Required task - Transcribe every line exactly. Leave the pictures behind.
************
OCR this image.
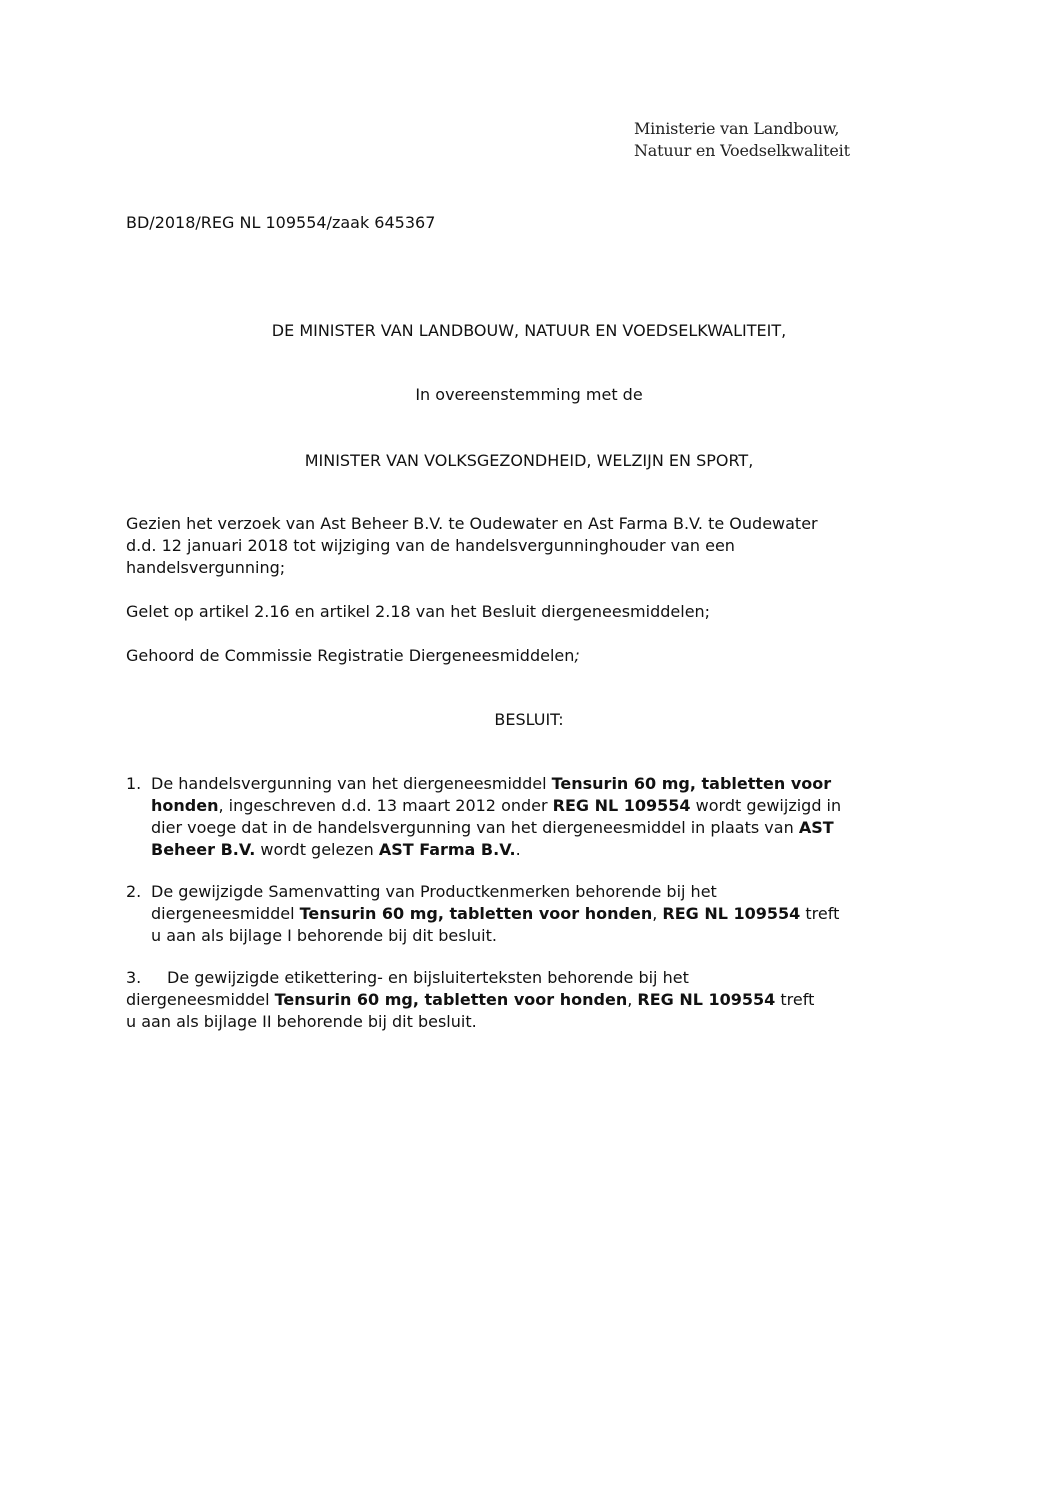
Ministerie van Landbouw,
Natuur en Voedselkwaliteit
BD/2018/REG NL 109554/zaak 645367
DE MINISTER VAN LANDBOUW, NATUUR EN VOEDSELKWALITEIT,
In overeenstemming met de
MINISTER VAN VOLKSGEZONDHEID, WELZIJN EN SPORT,
Gezien het verzoek van Ast Beheer B.V. te Oudewater en Ast Farma B.V. te Oudewater
d.d. 12 januari 2018 tot wijziging van de handelsvergunninghouder van een
handelsvergunning;
Gelet op artikel 2.16 en artikel 2.18 van het Besluit diergeneesmiddelen;
Gehoord de Commissie Registratie Diergeneesmiddelen;
BESLUIT:
1. De handelsvergunning van het diergeneesmiddel Tensurin 60 mg, tabletten voor
honden, ingeschreven d.d. 13 maart 2012 onder REG NL 109554 wordt gewijzigd in
dier voege dat in de handelsvergunning van het diergeneesmiddel in plaats van AST
Beheer B.V. wordt gelezen AST Farma B.V..
2. De gewijzigde Samenvatting van Productkenmerken behorende bij het
diergeneesmiddel Tensurin 60 mg, tabletten voor honden, REG NL 109554 treft
u aan als bijlage I behorende bij dit besluit.
3. De gewijzigde etikettering- en bijsluiterteksten behorende bij het
diergeneesmiddel Tensurin 60 mg, tabletten voor honden, REG NL 109554 treft
u aan als bijlage II behorende bij dit besluit.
************
Response -
OCR this image.
Ministerie van Landbouw,
Natuur en Voedselkwaliteit
BD/2018/REG NL 109554/zaak 645367
DE MINISTER VAN LANDBOUW, NATUUR EN VOEDSELKWALITEIT,
In overeenstemming met de
MINISTER VAN VOLKSGEZONDHEID, WELZIJN EN SPORT,
Gezien het verzoek van Ast Beheer B.V. te Oudewater en Ast Farma B.V. te Oudewater
d.d. 12 januari 2018 tot wijziging van de handelsvergunninghouder van een
handelsvergunning;
Gelet op artikel 2.16 en artikel 2.18 van het Besluit diergeneesmiddelen;
Gehoord de Commissie Registratie Diergeneesmiddelen;
BESLUIT:
1. De handelsvergunning van het diergeneesmiddel Tensurin 60 mg, tabletten voor
honden, ingeschreven d.d. 13 maart 2012 onder REG NL 109554 wordt gewijzigd in
dier voege dat in de handelsvergunning van het diergeneesmiddel in plaats van AST
Beheer B.V. wordt gelezen AST Farma B.V..
2. De gewijzigde Samenvatting van Productkenmerken behorende bij het
diergeneesmiddel Tensurin 60 mg, tabletten voor honden, REG NL 109554 treft
u aan als bijlage I behorende bij dit besluit.
3. De gewijzigde etikettering- en bijsluiterteksten behorende bij het
diergeneesmiddel Tensurin 60 mg, tabletten voor honden, REG NL 109554 treft
u aan als bijlage II behorende bij dit besluit.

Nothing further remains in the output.